───── RAW DATA

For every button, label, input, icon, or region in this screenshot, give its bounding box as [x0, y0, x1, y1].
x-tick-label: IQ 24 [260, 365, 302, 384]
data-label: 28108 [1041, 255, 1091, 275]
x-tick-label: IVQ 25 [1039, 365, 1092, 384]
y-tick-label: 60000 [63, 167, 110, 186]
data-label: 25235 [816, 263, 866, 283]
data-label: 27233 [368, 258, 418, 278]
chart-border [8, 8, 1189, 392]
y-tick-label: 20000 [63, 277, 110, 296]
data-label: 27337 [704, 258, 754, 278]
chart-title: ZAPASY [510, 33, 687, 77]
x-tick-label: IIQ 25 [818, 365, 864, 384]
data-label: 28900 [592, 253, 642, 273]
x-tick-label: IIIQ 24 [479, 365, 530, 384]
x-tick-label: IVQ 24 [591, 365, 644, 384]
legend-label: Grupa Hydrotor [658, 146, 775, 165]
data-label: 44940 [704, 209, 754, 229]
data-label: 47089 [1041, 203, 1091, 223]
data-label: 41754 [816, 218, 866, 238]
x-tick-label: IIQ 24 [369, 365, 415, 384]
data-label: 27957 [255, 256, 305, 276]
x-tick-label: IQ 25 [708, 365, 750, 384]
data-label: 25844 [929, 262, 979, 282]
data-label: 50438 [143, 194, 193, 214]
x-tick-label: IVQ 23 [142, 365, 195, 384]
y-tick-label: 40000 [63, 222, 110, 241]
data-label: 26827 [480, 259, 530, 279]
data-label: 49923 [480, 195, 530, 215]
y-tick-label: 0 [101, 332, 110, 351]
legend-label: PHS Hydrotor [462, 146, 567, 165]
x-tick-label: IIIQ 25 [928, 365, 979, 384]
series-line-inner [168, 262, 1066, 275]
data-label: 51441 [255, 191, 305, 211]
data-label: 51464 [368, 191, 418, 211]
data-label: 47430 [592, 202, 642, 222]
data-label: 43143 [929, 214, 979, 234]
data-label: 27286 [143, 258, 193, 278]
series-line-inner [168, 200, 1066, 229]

──────────

TASK DETAILS = Write out every line of the listing above, reproducing each one without any change.

EXERCISE RESULT =
For every button, label, input, icon, or region in this screenshot, give its bounding box as [x0, y0, x1, y1].
x-tick-label: IQ 24 [260, 365, 302, 384]
data-label: 28108 [1041, 255, 1091, 275]
x-tick-label: IVQ 25 [1039, 365, 1092, 384]
y-tick-label: 60000 [63, 167, 110, 186]
data-label: 25235 [816, 263, 866, 283]
data-label: 27233 [368, 258, 418, 278]
chart-border [8, 8, 1189, 392]
y-tick-label: 20000 [63, 277, 110, 296]
data-label: 27337 [704, 258, 754, 278]
chart-title: ZAPASY [510, 33, 687, 77]
x-tick-label: IIQ 25 [818, 365, 864, 384]
data-label: 28900 [592, 253, 642, 273]
x-tick-label: IIIQ 24 [479, 365, 530, 384]
x-tick-label: IVQ 24 [591, 365, 644, 384]
legend-label: Grupa Hydrotor [658, 146, 775, 165]
data-label: 44940 [704, 209, 754, 229]
data-label: 47089 [1041, 203, 1091, 223]
data-label: 41754 [816, 218, 866, 238]
x-tick-label: IIQ 24 [369, 365, 415, 384]
data-label: 27957 [255, 256, 305, 276]
x-tick-label: IQ 25 [708, 365, 750, 384]
data-label: 25844 [929, 262, 979, 282]
data-label: 50438 [143, 194, 193, 214]
x-tick-label: IVQ 23 [142, 365, 195, 384]
y-tick-label: 40000 [63, 222, 110, 241]
data-label: 26827 [480, 259, 530, 279]
data-label: 49923 [480, 195, 530, 215]
y-tick-label: 0 [101, 332, 110, 351]
legend-label: PHS Hydrotor [462, 146, 567, 165]
x-tick-label: IIIQ 25 [928, 365, 979, 384]
series-line-inner [168, 262, 1066, 275]
data-label: 51441 [255, 191, 305, 211]
data-label: 51464 [368, 191, 418, 211]
data-label: 47430 [592, 202, 642, 222]
data-label: 43143 [929, 214, 979, 234]
data-label: 27286 [143, 258, 193, 278]
series-line-inner [168, 200, 1066, 229]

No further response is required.